» RAW RECORDS:
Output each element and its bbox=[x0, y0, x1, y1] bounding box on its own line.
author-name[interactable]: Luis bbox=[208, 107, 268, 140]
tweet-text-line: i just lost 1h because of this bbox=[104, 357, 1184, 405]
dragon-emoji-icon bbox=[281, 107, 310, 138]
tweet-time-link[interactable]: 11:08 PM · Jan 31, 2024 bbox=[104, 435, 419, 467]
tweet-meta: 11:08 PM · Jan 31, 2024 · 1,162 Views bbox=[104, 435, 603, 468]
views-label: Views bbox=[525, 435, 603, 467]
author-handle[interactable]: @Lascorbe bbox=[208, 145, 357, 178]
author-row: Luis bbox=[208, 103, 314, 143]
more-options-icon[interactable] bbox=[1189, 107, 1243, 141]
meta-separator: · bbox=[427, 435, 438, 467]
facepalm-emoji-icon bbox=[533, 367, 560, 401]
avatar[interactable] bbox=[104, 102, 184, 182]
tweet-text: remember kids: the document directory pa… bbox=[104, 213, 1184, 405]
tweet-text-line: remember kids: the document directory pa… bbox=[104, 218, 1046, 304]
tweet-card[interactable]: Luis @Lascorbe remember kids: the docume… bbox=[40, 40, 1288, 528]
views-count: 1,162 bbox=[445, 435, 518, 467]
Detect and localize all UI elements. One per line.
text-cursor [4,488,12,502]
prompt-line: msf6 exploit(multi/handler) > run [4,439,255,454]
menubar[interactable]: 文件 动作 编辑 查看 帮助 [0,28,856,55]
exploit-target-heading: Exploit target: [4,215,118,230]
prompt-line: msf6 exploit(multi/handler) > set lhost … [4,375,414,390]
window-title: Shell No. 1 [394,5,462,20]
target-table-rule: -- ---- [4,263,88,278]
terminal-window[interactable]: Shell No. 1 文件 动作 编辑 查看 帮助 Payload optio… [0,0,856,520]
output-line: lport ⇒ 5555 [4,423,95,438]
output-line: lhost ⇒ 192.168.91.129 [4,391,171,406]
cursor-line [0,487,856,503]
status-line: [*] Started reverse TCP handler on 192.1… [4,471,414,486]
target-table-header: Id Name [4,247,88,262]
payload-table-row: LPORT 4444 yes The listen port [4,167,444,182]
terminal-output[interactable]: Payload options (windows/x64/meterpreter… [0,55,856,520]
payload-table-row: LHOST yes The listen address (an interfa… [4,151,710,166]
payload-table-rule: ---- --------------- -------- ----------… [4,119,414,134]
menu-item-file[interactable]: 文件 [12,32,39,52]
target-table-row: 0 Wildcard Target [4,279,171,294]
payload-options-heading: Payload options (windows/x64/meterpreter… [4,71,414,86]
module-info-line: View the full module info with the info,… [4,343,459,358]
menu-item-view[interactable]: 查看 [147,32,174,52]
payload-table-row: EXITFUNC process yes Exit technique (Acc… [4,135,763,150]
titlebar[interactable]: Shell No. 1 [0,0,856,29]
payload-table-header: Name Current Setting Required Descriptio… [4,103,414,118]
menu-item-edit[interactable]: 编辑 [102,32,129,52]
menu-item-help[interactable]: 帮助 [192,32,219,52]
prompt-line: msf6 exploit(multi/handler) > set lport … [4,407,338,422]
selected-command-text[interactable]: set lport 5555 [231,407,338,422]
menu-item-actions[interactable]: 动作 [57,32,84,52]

» DIRECTION:
Count the lines of the listing above that contain the string "handler", matching case exactly. Give only the number.

» FINAL ANSWER:
4